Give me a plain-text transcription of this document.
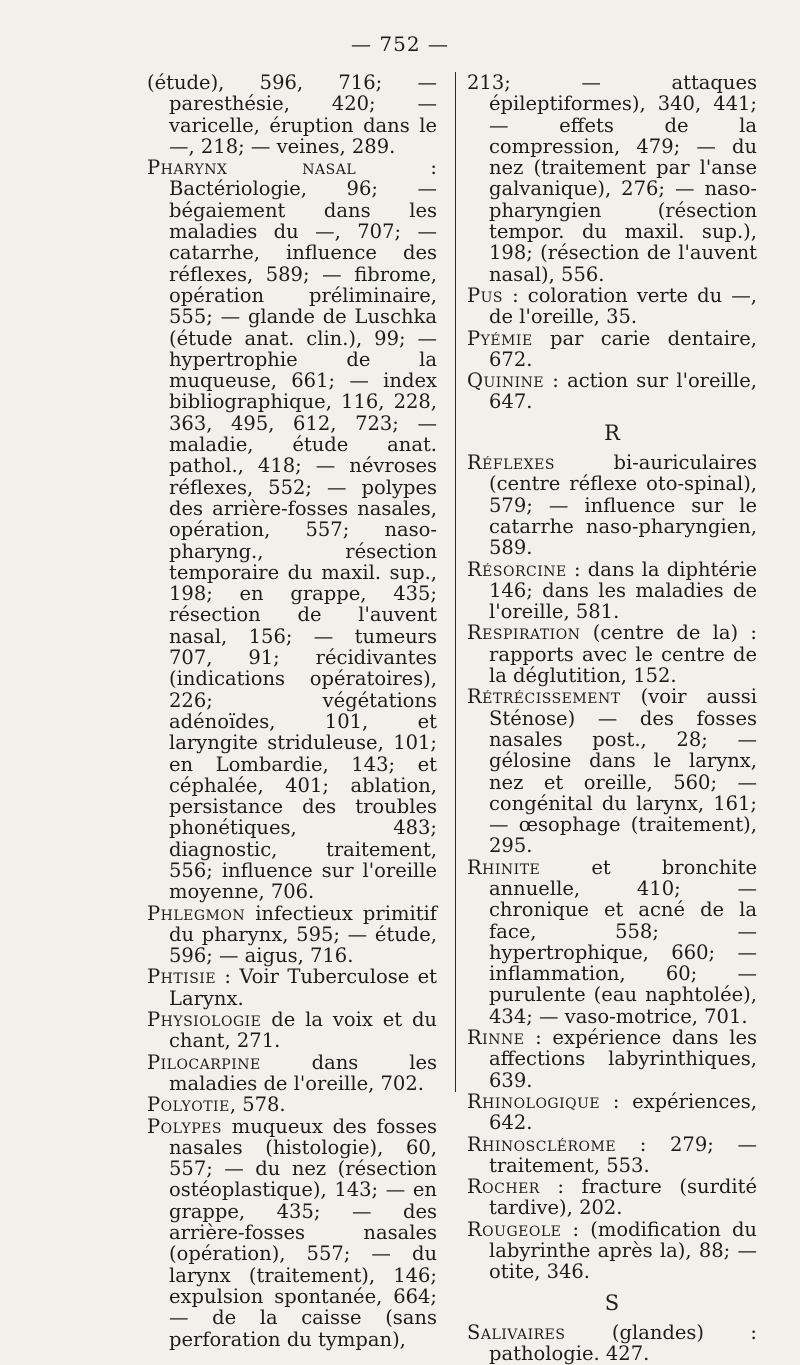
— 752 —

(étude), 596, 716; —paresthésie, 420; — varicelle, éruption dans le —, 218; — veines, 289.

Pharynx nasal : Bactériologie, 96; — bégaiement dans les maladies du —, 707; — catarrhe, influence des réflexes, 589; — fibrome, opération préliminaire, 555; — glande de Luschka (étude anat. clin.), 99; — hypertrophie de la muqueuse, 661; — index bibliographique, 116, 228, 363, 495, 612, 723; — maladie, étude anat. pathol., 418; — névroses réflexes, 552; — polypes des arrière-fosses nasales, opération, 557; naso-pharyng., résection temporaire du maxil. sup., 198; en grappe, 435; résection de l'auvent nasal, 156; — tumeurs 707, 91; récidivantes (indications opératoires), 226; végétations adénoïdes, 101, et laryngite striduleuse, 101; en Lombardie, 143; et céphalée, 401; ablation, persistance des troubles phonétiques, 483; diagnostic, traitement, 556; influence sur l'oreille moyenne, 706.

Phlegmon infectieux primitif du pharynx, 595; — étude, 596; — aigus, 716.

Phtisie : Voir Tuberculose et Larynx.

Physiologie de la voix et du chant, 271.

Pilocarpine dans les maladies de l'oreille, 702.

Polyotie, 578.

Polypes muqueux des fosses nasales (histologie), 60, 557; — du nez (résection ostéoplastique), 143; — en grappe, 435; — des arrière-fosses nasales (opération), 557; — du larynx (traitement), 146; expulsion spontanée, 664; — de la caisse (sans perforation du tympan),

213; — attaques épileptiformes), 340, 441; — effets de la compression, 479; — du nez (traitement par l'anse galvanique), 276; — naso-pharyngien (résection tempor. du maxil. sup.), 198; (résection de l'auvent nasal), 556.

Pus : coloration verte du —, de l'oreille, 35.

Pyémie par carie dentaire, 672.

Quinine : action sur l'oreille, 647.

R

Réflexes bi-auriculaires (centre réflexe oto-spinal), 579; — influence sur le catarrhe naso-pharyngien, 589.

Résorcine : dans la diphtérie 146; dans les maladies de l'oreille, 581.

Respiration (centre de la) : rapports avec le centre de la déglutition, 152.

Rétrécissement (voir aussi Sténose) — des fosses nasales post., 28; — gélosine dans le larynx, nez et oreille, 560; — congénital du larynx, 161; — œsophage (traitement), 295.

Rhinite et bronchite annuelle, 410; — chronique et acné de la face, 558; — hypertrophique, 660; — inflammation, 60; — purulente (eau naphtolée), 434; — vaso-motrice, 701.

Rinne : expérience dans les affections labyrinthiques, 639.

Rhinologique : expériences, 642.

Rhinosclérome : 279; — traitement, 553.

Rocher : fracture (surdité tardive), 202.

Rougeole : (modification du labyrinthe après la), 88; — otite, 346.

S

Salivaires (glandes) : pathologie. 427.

==

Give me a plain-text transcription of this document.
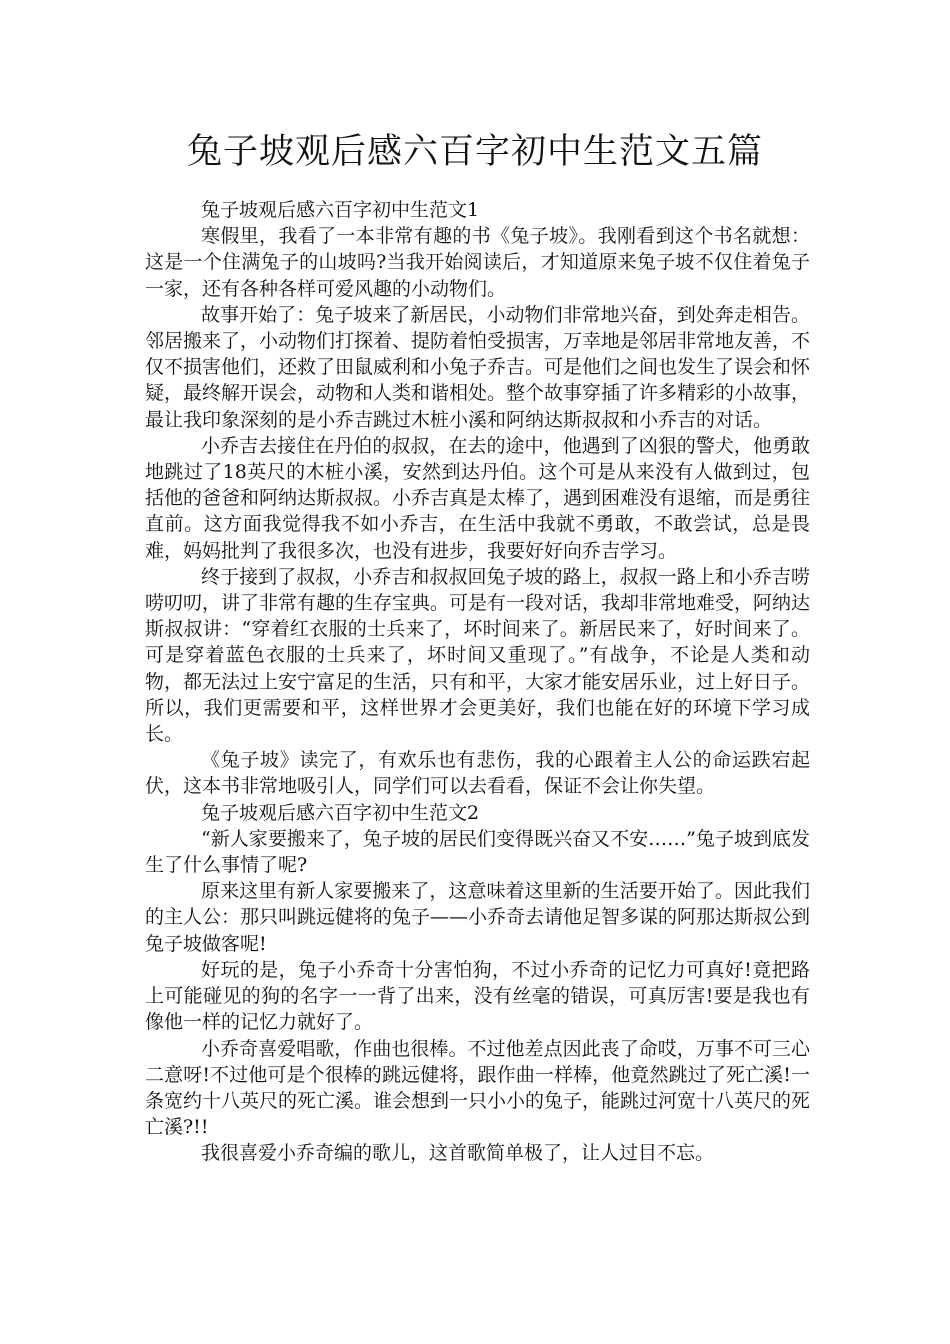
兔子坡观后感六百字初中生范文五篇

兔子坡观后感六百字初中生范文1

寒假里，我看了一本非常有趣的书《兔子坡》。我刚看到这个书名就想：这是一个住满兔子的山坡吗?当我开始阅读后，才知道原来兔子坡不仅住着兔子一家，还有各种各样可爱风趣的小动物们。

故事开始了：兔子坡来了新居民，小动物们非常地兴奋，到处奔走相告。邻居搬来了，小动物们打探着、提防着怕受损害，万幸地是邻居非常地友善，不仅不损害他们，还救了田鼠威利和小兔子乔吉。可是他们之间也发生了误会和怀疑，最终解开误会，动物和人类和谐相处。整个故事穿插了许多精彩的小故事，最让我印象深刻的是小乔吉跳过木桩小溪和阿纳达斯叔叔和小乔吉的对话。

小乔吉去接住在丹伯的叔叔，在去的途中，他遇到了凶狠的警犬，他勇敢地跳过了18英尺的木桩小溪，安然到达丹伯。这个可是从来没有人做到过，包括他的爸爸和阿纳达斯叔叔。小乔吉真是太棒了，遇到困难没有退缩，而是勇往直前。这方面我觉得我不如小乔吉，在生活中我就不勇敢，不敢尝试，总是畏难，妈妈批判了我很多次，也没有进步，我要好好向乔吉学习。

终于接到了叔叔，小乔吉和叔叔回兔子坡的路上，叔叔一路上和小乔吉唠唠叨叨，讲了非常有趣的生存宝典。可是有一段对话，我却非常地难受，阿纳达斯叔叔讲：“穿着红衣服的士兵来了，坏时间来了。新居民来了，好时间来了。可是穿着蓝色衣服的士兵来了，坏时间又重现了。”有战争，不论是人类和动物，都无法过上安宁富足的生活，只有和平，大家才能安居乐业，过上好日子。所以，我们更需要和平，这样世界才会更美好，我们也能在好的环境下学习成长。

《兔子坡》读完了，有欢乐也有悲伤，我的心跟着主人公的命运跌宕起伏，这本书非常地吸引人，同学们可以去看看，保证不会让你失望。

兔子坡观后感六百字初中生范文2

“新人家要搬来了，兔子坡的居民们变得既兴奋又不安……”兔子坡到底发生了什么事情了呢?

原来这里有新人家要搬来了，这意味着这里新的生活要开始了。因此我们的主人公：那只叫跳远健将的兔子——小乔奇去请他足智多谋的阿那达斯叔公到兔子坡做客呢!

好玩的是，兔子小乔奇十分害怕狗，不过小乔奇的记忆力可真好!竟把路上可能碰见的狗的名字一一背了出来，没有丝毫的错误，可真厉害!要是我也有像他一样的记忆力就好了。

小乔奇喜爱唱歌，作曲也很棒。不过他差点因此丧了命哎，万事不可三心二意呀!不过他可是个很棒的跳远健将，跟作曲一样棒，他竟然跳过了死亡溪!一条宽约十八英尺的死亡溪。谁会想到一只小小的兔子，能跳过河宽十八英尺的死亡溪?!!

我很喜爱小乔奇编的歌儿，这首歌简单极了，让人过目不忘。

==

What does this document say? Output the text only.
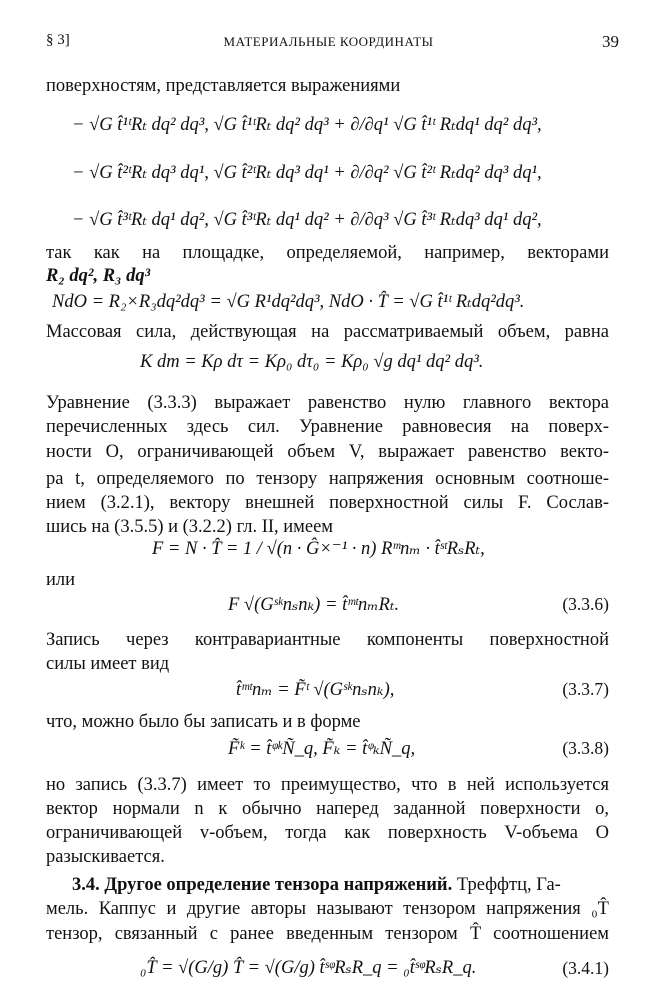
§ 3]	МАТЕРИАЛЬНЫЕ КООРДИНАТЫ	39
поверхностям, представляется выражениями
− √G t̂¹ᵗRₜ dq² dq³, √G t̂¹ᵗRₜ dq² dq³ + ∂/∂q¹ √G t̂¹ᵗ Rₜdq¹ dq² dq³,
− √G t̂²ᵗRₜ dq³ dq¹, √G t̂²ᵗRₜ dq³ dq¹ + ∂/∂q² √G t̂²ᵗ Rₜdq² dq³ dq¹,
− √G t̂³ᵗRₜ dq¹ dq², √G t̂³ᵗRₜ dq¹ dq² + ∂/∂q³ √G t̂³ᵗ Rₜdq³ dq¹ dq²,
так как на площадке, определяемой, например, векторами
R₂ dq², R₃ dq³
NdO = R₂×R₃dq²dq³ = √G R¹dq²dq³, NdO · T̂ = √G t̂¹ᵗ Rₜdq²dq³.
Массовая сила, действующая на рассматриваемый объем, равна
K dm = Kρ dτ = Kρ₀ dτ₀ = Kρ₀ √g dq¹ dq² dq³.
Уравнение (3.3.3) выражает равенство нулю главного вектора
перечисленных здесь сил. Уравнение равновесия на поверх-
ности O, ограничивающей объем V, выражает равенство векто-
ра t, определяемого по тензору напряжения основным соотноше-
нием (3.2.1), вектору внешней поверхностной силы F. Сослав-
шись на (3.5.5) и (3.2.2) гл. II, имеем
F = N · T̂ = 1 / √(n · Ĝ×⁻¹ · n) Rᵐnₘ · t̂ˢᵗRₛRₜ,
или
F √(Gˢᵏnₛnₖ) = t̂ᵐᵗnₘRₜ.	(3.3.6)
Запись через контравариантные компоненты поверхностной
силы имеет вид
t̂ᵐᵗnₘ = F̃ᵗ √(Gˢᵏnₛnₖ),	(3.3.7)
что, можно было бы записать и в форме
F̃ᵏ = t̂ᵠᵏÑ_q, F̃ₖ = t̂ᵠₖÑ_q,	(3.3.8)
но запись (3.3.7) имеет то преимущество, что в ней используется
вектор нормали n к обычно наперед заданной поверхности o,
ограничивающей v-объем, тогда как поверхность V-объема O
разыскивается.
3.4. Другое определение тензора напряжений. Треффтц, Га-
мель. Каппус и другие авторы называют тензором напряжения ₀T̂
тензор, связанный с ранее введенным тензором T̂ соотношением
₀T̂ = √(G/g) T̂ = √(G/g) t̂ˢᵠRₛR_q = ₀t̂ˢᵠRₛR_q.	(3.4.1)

__EXERCISE OBJECTIVE__
Filter the data, keeping only the lines that contain "Уравнение".

__RESPONSE FOR THIS EXERCISE__
Уравнение (3.3.3) выражает равенство нулю главного вектора
перечисленных здесь сил. Уравнение равновесия на поверх-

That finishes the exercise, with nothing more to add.